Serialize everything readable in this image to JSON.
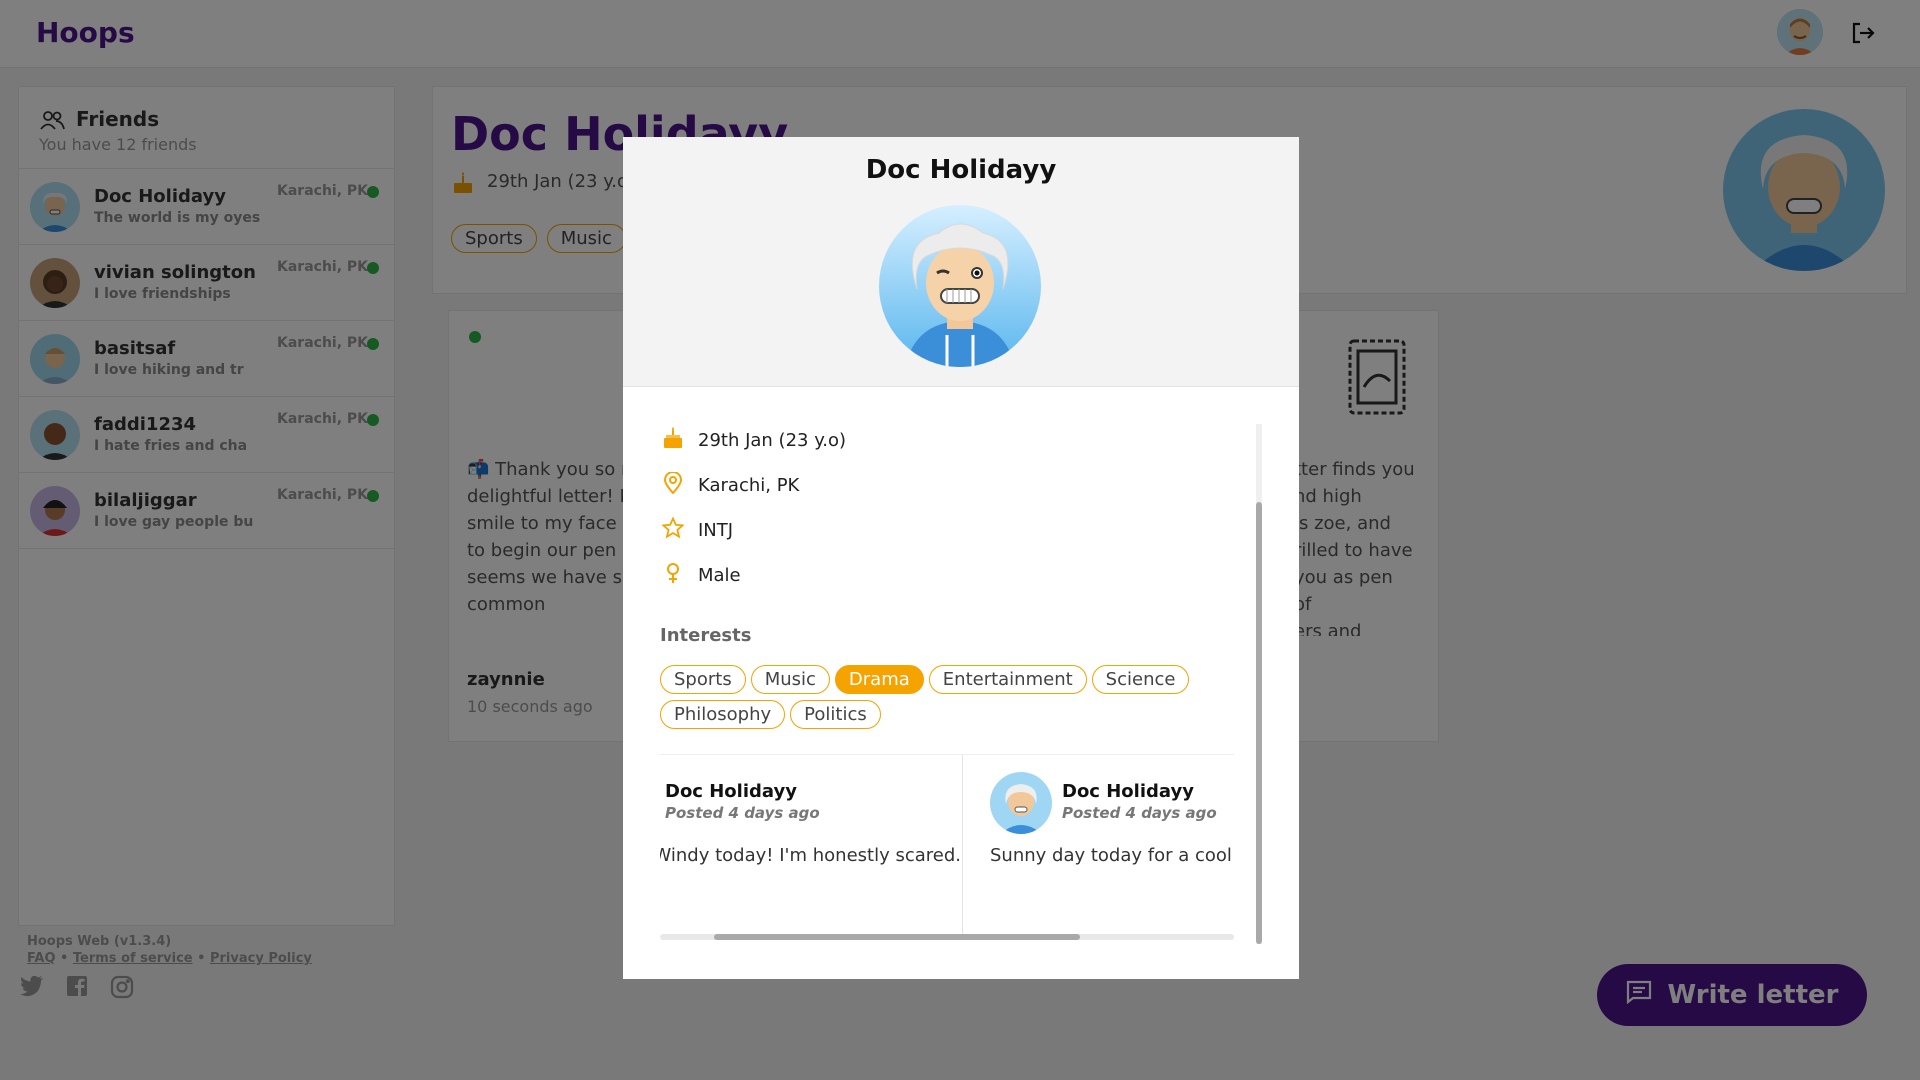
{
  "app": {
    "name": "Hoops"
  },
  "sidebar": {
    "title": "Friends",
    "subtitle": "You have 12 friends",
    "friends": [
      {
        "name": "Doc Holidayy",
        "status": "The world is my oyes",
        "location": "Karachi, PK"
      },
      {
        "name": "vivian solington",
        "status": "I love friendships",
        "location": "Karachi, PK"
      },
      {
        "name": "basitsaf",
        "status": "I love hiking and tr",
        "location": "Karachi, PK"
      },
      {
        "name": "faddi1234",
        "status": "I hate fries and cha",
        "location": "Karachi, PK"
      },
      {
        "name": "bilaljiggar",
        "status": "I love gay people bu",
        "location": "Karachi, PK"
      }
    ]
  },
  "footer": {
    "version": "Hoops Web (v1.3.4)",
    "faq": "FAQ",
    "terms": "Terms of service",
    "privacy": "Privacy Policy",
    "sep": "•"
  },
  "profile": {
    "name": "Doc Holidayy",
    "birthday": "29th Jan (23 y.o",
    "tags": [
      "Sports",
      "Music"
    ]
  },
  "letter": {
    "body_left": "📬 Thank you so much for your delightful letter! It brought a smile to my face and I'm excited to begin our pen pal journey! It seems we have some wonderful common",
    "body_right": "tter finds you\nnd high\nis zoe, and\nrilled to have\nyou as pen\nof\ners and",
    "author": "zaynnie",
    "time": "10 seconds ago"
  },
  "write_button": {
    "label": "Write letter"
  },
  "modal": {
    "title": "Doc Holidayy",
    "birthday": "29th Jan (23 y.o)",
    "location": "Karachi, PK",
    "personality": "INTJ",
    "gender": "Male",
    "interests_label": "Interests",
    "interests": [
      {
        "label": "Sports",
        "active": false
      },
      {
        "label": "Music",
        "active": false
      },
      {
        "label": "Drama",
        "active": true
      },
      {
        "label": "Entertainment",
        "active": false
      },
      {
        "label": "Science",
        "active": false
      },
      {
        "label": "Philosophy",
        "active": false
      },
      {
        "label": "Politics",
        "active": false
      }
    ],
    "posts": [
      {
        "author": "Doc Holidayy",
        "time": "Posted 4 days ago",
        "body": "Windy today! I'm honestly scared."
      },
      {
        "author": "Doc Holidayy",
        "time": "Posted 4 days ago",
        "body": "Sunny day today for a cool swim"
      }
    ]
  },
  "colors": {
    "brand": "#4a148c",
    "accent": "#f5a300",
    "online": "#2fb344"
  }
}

* * *

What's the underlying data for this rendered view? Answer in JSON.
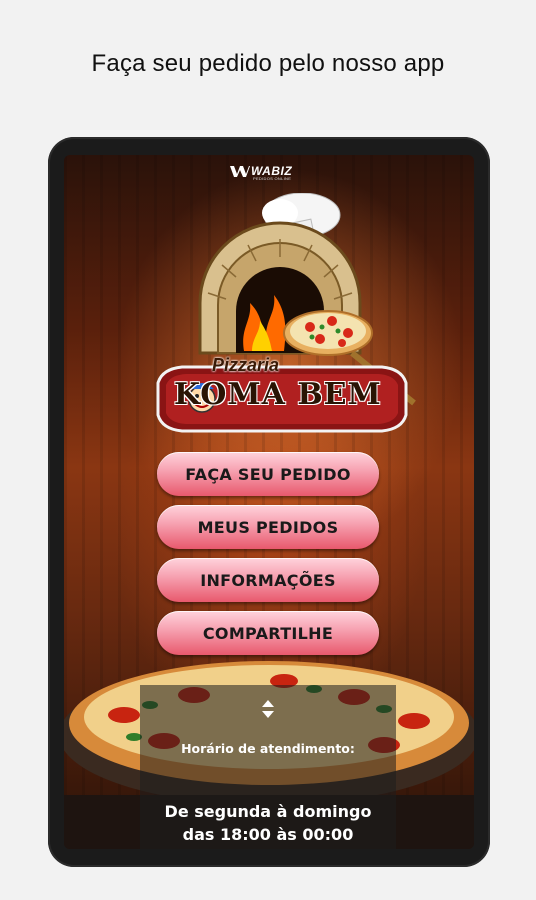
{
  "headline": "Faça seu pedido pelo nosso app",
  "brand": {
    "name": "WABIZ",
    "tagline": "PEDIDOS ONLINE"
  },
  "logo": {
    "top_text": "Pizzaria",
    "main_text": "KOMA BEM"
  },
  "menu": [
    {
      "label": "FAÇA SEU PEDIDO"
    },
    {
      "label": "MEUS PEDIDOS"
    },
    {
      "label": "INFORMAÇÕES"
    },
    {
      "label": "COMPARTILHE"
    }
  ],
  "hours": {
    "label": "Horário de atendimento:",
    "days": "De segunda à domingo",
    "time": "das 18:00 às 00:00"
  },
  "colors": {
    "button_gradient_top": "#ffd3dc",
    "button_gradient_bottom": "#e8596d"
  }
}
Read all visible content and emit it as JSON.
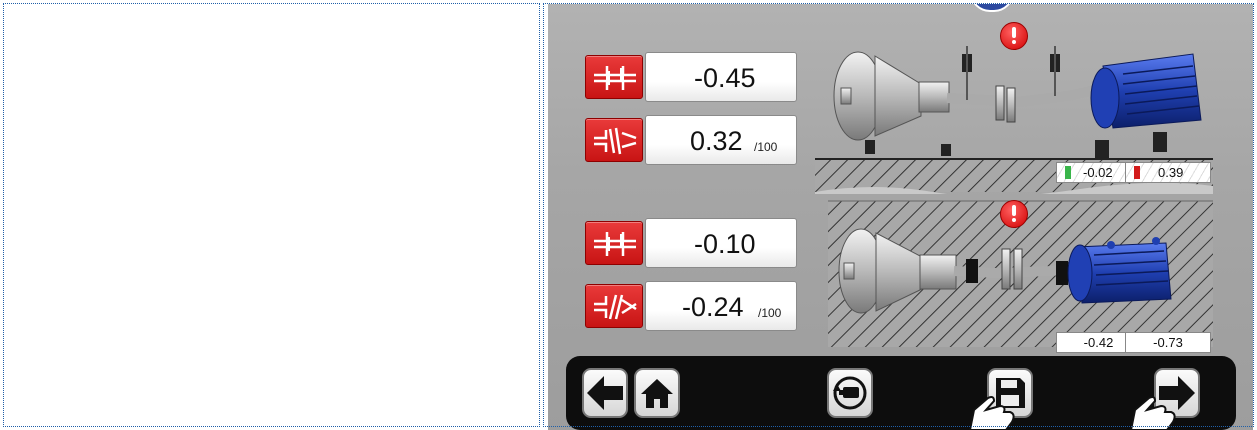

==

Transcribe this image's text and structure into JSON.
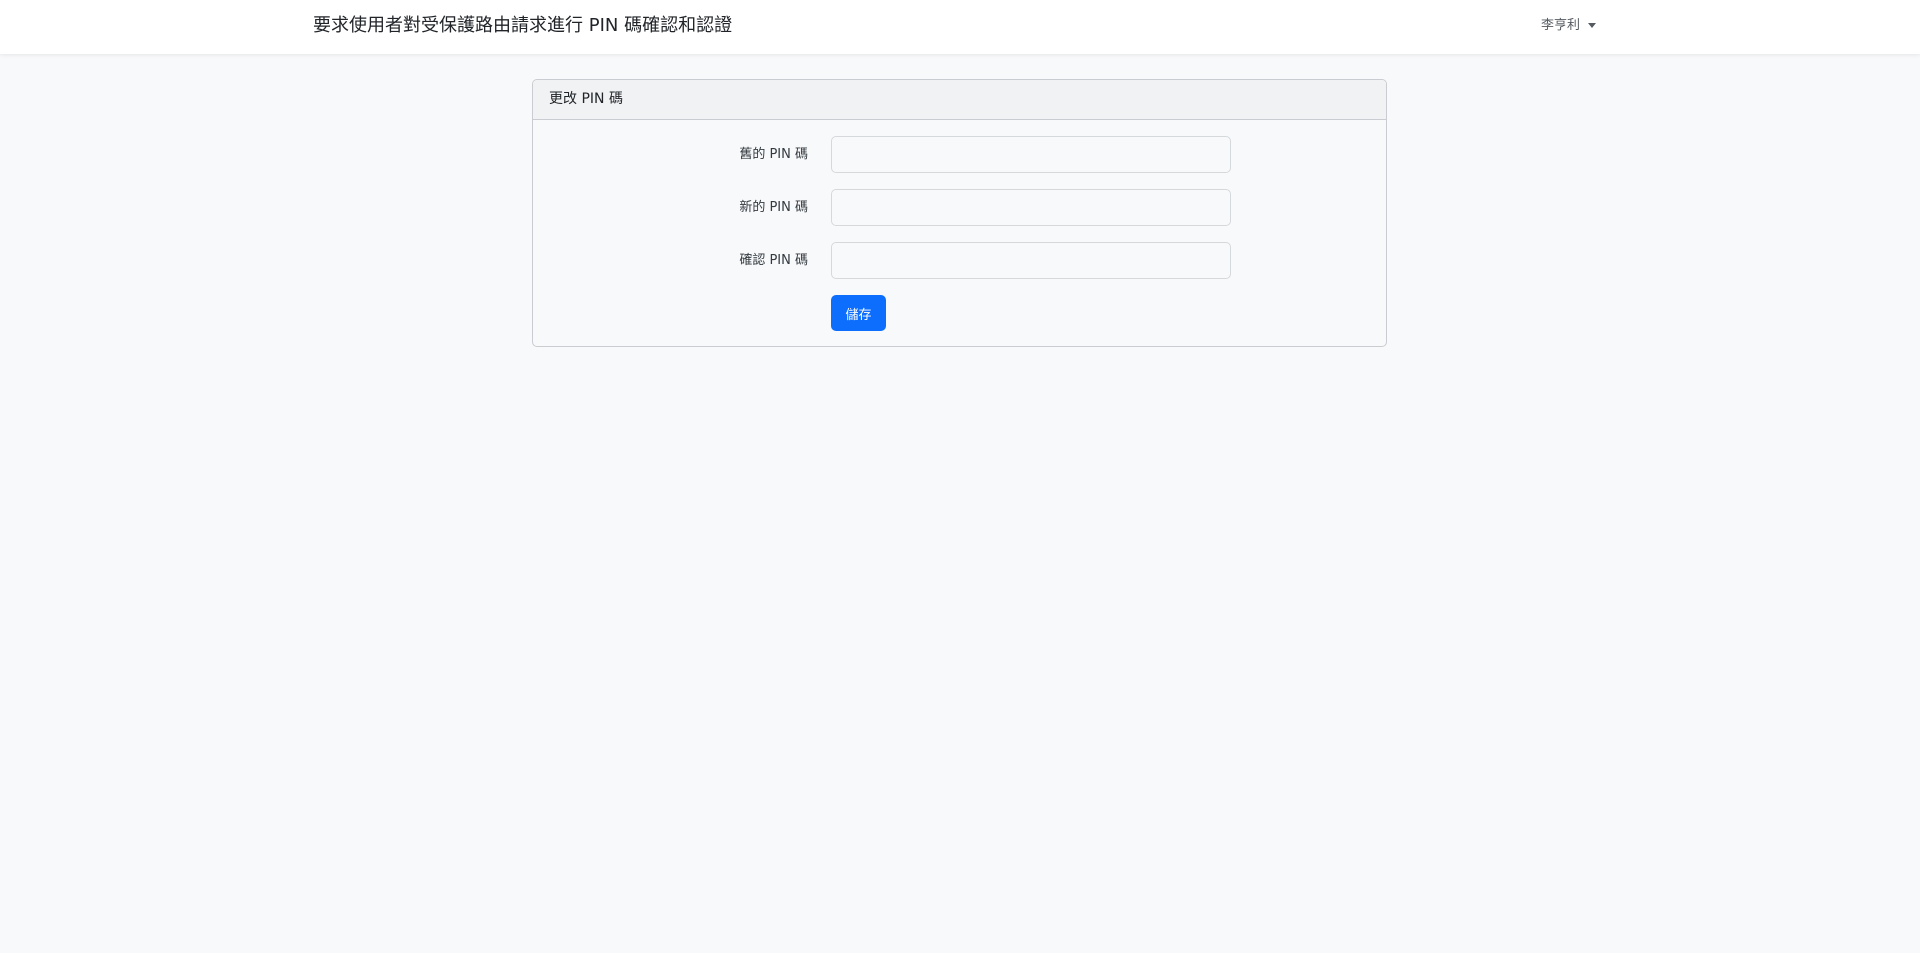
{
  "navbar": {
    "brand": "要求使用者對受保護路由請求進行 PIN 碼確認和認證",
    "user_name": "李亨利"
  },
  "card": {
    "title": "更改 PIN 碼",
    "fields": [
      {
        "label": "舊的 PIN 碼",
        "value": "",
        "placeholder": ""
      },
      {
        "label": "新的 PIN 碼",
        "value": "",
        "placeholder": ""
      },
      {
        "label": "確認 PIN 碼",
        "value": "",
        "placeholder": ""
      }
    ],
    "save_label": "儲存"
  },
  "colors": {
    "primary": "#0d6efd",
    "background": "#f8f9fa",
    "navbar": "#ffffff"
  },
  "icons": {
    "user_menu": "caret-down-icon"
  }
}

> _Directions_: Start at the line above containing "What's the underlying" and stop at the line containing "Read all visible content and emit it as JSON.": print those lines and everything between them exactly, but not the pictures.

> _Solution to this exercise_:
What's the underlying data for this rendered view? Answer in JSON.
{
  "headline": "Faça seu pedido pelo nosso app",
  "brand": {
    "name": "WABIZ",
    "tagline": "PEDIDOS ONLINE"
  },
  "logo": {
    "top_text": "Pizzaria",
    "main_text": "KOMA BEM"
  },
  "menu": [
    {
      "label": "FAÇA SEU PEDIDO"
    },
    {
      "label": "MEUS PEDIDOS"
    },
    {
      "label": "INFORMAÇÕES"
    },
    {
      "label": "COMPARTILHE"
    }
  ],
  "hours": {
    "label": "Horário de atendimento:",
    "days": "De segunda à domingo",
    "time": "das 18:00 às 00:00"
  },
  "colors": {
    "button_gradient_top": "#ffd3dc",
    "button_gradient_bottom": "#e8596d"
  }
}
Read all visible content and emit it as JSON.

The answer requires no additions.